- **Entries provided**:
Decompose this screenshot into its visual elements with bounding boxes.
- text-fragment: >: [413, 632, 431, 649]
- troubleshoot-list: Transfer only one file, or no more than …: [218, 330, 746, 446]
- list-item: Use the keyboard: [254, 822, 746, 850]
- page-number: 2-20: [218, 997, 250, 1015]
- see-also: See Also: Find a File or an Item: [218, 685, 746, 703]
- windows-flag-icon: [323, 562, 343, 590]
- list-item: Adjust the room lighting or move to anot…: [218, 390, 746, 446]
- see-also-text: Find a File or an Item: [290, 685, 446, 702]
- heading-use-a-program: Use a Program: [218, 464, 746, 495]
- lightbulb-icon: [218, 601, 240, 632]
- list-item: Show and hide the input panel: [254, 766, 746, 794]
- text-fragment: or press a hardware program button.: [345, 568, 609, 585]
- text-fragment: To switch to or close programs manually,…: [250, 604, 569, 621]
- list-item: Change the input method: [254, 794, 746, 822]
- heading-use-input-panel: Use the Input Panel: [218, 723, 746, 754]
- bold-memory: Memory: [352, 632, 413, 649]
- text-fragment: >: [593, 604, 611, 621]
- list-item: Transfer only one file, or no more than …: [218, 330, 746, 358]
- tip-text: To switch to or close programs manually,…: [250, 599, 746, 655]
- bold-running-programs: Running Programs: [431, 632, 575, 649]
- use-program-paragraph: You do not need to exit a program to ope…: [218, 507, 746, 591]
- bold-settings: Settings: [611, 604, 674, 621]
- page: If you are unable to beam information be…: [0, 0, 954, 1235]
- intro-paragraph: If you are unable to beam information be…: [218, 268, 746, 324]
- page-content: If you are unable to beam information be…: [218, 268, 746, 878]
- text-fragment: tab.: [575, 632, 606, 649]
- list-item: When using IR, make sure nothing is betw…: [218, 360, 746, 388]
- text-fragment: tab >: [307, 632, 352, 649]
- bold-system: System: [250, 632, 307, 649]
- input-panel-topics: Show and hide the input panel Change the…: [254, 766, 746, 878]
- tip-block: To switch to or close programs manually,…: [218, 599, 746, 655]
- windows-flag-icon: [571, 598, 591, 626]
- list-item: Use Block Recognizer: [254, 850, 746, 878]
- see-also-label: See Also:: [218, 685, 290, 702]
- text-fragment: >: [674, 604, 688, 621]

- **Problem to solve**:
Copy out every line of the data above verbatim.

- **Solution below**:
Decompose this screenshot into its visual elements with bounding boxes.
- text-fragment: >: [413, 632, 431, 649]
- troubleshoot-list: Transfer only one file, or no more than …: [218, 330, 746, 446]
- list-item: Use the keyboard: [254, 822, 746, 850]
- page-number: 2-20: [218, 997, 250, 1015]
- see-also: See Also: Find a File or an Item: [218, 685, 746, 703]
- windows-flag-icon: [323, 562, 343, 590]
- list-item: Adjust the room lighting or move to anot…: [218, 390, 746, 446]
- see-also-text: Find a File or an Item: [290, 685, 446, 702]
- heading-use-a-program: Use a Program: [218, 464, 746, 495]
- lightbulb-icon: [218, 601, 240, 632]
- list-item: Show and hide the input panel: [254, 766, 746, 794]
- text-fragment: or press a hardware program button.: [345, 568, 609, 585]
- text-fragment: To switch to or close programs manually,…: [250, 604, 569, 621]
- list-item: Change the input method: [254, 794, 746, 822]
- heading-use-input-panel: Use the Input Panel: [218, 723, 746, 754]
- bold-memory: Memory: [352, 632, 413, 649]
- text-fragment: >: [593, 604, 611, 621]
- list-item: Transfer only one file, or no more than …: [218, 330, 746, 358]
- tip-text: To switch to or close programs manually,…: [250, 599, 746, 655]
- bold-running-programs: Running Programs: [431, 632, 575, 649]
- use-program-paragraph: You do not need to exit a program to ope…: [218, 507, 746, 591]
- bold-settings: Settings: [611, 604, 674, 621]
- page: If you are unable to beam information be…: [0, 0, 954, 1235]
- intro-paragraph: If you are unable to beam information be…: [218, 268, 746, 324]
- page-content: If you are unable to beam information be…: [218, 268, 746, 878]
- text-fragment: tab.: [575, 632, 606, 649]
- list-item: When using IR, make sure nothing is betw…: [218, 360, 746, 388]
- text-fragment: tab >: [307, 632, 352, 649]
- bold-system: System: [250, 632, 307, 649]
- input-panel-topics: Show and hide the input panel Change the…: [254, 766, 746, 878]
- tip-block: To switch to or close programs manually,…: [218, 599, 746, 655]
- windows-flag-icon: [571, 598, 591, 626]
- list-item: Use Block Recognizer: [254, 850, 746, 878]
- see-also-label: See Also:: [218, 685, 290, 702]
- text-fragment: >: [674, 604, 688, 621]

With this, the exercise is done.